> [GOAL]
Copy the records below exactly as they appear.

> [SOURCE MATERIAL]
--
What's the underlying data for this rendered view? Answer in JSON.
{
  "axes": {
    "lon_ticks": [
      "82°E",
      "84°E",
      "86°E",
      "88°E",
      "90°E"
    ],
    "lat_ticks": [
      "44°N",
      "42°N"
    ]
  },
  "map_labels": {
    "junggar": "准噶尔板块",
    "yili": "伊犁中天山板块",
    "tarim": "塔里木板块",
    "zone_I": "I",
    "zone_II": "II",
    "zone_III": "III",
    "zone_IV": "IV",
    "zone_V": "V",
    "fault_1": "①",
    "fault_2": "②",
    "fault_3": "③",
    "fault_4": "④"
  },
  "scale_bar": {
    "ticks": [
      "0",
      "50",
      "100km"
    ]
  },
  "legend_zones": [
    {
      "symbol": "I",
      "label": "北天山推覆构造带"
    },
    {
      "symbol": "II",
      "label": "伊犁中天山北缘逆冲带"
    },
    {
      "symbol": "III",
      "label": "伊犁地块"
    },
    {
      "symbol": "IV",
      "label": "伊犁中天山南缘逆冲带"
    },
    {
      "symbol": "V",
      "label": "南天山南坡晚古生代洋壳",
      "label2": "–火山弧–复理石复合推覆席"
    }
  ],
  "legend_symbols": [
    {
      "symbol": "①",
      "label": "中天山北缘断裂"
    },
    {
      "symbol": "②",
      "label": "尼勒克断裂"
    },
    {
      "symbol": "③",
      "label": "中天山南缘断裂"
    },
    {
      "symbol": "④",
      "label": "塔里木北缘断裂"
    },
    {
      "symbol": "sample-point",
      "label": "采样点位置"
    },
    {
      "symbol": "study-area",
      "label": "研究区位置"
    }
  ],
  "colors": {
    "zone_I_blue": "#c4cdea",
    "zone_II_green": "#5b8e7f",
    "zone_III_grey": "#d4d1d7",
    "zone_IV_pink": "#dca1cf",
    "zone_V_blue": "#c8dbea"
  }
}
--
> [ANSWER BELOW]
What's the underlying data for this rendered view? Answer in JSON.
{
  "axes": {
    "lon_ticks": [
      "82°E",
      "84°E",
      "86°E",
      "88°E",
      "90°E"
    ],
    "lat_ticks": [
      "44°N",
      "42°N"
    ]
  },
  "map_labels": {
    "junggar": "准噶尔板块",
    "yili": "伊犁中天山板块",
    "tarim": "塔里木板块",
    "zone_I": "I",
    "zone_II": "II",
    "zone_III": "III",
    "zone_IV": "IV",
    "zone_V": "V",
    "fault_1": "①",
    "fault_2": "②",
    "fault_3": "③",
    "fault_4": "④"
  },
  "scale_bar": {
    "ticks": [
      "0",
      "50",
      "100km"
    ]
  },
  "legend_zones": [
    {
      "symbol": "I",
      "label": "北天山推覆构造带"
    },
    {
      "symbol": "II",
      "label": "伊犁中天山北缘逆冲带"
    },
    {
      "symbol": "III",
      "label": "伊犁地块"
    },
    {
      "symbol": "IV",
      "label": "伊犁中天山南缘逆冲带"
    },
    {
      "symbol": "V",
      "label": "南天山南坡晚古生代洋壳",
      "label2": "–火山弧–复理石复合推覆席"
    }
  ],
  "legend_symbols": [
    {
      "symbol": "①",
      "label": "中天山北缘断裂"
    },
    {
      "symbol": "②",
      "label": "尼勒克断裂"
    },
    {
      "symbol": "③",
      "label": "中天山南缘断裂"
    },
    {
      "symbol": "④",
      "label": "塔里木北缘断裂"
    },
    {
      "symbol": "sample-point",
      "label": "采样点位置"
    },
    {
      "symbol": "study-area",
      "label": "研究区位置"
    }
  ],
  "colors": {
    "zone_I_blue": "#c4cdea",
    "zone_II_green": "#5b8e7f",
    "zone_III_grey": "#d4d1d7",
    "zone_IV_pink": "#dca1cf",
    "zone_V_blue": "#c8dbea"
  }
}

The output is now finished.